▶ _Your task_:
Output verbatim the items from the line containing "nav-item-savings-goals[interactable]: Savings Goals" through the line containing "target-amount-placeholder: Target Amount", with both of those lines included.
╔══
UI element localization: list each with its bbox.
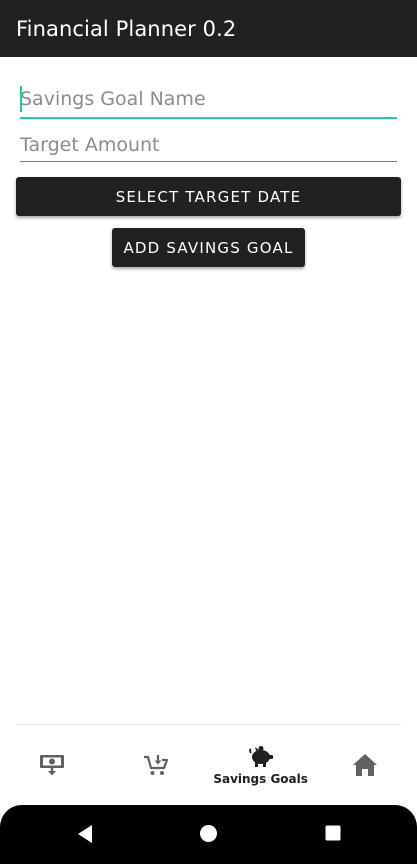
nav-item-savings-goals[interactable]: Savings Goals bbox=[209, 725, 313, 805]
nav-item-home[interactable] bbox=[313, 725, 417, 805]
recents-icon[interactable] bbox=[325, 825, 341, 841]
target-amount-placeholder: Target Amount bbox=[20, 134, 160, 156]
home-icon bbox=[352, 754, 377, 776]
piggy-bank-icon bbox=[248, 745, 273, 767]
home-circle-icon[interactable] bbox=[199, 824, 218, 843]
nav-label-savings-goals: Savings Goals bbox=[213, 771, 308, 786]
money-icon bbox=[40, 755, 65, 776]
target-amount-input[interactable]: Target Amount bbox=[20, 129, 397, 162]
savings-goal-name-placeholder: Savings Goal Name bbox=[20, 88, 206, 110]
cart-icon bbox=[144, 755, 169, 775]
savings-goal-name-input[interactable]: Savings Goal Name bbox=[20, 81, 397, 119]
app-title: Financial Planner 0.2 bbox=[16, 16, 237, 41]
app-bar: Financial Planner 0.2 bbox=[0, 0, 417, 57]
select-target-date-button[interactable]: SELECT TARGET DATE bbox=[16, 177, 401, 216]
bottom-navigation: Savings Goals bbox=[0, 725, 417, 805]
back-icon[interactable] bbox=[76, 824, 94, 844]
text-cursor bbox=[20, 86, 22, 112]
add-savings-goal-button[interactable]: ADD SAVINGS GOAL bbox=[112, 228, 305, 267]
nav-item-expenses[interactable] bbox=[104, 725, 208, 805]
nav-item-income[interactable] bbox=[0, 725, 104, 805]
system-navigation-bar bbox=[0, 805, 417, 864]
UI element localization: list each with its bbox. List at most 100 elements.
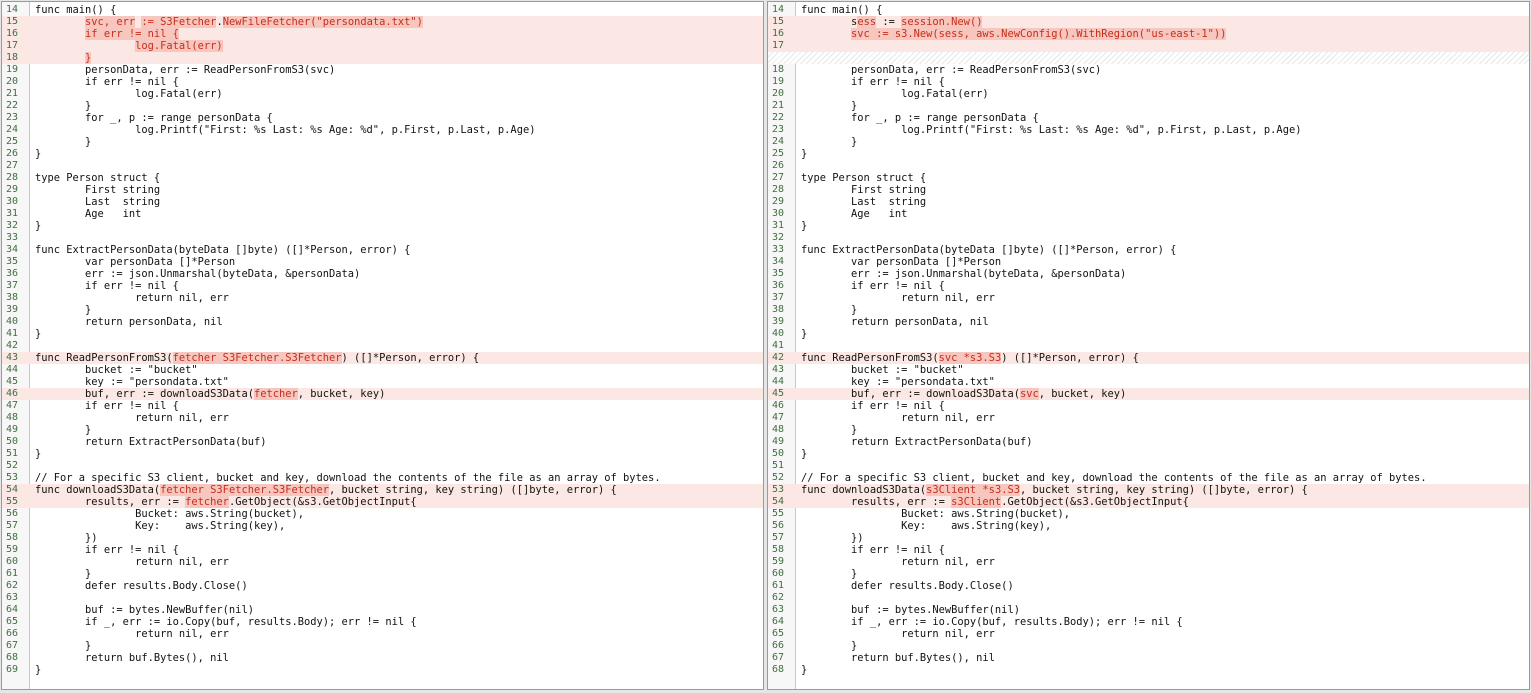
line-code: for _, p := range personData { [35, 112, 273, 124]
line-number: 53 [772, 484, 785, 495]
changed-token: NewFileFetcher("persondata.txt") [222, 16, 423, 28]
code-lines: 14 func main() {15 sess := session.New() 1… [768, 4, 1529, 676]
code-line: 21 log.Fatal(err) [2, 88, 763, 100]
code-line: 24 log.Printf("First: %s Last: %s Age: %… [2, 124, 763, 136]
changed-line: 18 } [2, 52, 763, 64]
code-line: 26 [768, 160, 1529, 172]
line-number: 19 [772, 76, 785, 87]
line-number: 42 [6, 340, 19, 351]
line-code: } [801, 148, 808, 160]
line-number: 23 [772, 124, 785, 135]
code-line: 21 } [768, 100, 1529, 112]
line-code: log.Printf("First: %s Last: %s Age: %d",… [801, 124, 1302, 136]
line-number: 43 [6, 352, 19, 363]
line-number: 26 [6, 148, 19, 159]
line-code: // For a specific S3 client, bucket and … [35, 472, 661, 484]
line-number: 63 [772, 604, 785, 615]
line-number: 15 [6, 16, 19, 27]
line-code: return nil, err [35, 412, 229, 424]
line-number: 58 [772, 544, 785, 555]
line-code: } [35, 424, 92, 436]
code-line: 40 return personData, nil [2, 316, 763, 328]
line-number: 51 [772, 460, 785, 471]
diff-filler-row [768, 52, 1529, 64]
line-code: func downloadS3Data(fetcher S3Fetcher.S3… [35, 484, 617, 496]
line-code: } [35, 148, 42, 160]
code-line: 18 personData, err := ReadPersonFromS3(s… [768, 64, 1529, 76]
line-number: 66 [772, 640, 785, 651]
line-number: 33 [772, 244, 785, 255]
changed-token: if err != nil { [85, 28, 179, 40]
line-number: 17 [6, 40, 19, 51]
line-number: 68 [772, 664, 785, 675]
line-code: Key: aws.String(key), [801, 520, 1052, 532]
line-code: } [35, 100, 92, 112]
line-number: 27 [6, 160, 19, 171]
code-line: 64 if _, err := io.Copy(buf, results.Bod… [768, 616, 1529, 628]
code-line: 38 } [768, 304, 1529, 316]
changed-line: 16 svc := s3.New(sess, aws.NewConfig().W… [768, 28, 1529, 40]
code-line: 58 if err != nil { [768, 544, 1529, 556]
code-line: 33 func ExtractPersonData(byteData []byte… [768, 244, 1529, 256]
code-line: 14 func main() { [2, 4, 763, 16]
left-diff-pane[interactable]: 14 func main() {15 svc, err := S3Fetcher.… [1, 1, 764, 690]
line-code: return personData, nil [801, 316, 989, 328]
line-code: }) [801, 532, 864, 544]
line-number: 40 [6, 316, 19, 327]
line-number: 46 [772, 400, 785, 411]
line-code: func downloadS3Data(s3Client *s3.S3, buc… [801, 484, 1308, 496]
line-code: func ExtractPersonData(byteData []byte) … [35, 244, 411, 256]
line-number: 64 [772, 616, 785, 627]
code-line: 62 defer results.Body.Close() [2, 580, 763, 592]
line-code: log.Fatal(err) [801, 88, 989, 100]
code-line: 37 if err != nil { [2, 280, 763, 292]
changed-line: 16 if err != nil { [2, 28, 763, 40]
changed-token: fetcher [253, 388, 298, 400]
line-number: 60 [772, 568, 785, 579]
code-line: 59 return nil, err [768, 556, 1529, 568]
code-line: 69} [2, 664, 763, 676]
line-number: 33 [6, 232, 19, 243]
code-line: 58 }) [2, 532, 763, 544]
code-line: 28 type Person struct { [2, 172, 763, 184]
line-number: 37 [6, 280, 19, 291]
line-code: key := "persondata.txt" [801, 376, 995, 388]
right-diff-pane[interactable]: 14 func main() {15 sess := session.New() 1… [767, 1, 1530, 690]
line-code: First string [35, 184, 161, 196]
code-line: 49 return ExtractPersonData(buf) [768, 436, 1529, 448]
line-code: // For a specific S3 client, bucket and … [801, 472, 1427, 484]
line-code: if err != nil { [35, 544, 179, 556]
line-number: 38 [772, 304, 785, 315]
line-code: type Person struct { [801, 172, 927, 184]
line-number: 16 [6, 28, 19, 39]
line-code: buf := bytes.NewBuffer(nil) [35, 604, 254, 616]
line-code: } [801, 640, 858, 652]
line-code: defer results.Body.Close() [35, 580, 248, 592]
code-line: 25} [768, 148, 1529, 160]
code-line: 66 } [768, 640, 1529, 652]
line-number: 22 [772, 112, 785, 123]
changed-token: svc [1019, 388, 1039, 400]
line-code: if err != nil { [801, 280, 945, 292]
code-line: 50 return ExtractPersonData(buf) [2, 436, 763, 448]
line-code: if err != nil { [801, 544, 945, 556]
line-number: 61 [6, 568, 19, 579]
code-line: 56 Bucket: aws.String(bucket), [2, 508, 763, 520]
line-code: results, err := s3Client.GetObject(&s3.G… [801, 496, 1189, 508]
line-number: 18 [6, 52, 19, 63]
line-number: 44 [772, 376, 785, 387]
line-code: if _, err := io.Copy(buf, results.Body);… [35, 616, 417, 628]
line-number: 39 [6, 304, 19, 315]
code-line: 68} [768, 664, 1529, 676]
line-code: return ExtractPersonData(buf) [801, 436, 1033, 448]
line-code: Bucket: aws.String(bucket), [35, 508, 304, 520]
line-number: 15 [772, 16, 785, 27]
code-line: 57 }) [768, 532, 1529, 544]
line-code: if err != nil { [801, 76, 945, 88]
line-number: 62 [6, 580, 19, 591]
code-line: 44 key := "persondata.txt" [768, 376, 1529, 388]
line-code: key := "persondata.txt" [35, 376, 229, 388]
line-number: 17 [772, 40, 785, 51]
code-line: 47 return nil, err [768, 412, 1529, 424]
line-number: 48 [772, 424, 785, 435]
╚══
╔══
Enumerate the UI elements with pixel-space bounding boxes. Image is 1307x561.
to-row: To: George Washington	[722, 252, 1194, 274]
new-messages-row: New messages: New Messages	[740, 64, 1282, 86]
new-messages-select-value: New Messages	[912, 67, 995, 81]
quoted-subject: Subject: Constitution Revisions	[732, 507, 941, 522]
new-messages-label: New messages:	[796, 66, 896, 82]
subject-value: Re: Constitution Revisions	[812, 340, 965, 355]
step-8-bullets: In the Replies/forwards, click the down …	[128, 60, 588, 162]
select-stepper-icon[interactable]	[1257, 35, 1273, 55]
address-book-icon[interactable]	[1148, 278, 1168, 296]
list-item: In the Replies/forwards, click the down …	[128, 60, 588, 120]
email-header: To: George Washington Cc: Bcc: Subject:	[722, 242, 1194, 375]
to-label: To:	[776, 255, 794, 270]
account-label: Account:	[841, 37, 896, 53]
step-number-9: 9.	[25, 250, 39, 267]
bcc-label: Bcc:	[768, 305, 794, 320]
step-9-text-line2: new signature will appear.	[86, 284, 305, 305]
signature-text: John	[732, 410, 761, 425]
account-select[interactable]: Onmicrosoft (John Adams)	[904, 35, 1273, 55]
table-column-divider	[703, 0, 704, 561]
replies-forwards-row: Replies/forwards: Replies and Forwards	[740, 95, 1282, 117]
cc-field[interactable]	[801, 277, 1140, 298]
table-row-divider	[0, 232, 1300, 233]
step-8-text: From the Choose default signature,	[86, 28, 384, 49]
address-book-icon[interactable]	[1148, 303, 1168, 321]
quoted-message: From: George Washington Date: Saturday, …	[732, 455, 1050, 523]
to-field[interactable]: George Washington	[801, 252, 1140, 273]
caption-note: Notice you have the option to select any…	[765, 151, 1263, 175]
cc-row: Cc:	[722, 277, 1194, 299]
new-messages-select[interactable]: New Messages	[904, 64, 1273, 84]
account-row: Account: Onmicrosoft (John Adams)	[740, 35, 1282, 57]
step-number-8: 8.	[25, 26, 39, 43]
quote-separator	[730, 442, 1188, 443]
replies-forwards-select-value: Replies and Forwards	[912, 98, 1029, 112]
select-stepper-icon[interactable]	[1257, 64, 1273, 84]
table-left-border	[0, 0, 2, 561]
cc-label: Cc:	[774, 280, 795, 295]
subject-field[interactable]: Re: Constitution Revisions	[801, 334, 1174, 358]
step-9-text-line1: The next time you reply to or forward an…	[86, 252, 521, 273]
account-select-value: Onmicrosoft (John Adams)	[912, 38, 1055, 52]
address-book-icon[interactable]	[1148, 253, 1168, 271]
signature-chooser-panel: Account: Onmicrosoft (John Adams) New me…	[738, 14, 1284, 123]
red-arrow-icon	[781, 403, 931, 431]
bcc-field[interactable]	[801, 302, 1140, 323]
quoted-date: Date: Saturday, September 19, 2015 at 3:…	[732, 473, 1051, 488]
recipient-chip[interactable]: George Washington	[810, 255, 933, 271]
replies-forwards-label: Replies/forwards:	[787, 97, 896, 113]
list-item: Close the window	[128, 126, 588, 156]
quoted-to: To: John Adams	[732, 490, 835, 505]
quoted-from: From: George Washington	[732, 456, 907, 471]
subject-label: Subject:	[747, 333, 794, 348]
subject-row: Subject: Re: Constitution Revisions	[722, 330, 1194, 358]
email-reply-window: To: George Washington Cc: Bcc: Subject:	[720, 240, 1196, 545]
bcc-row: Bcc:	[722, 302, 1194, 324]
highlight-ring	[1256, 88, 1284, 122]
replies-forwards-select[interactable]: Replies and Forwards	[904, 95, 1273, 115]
╚══
▶ _Response for this exercise_:
nav-item-savings-goals[interactable]: Savings Goals bbox=[209, 725, 313, 805]
nav-item-home[interactable] bbox=[313, 725, 417, 805]
recents-icon[interactable] bbox=[325, 825, 341, 841]
target-amount-placeholder: Target Amount bbox=[20, 134, 160, 156]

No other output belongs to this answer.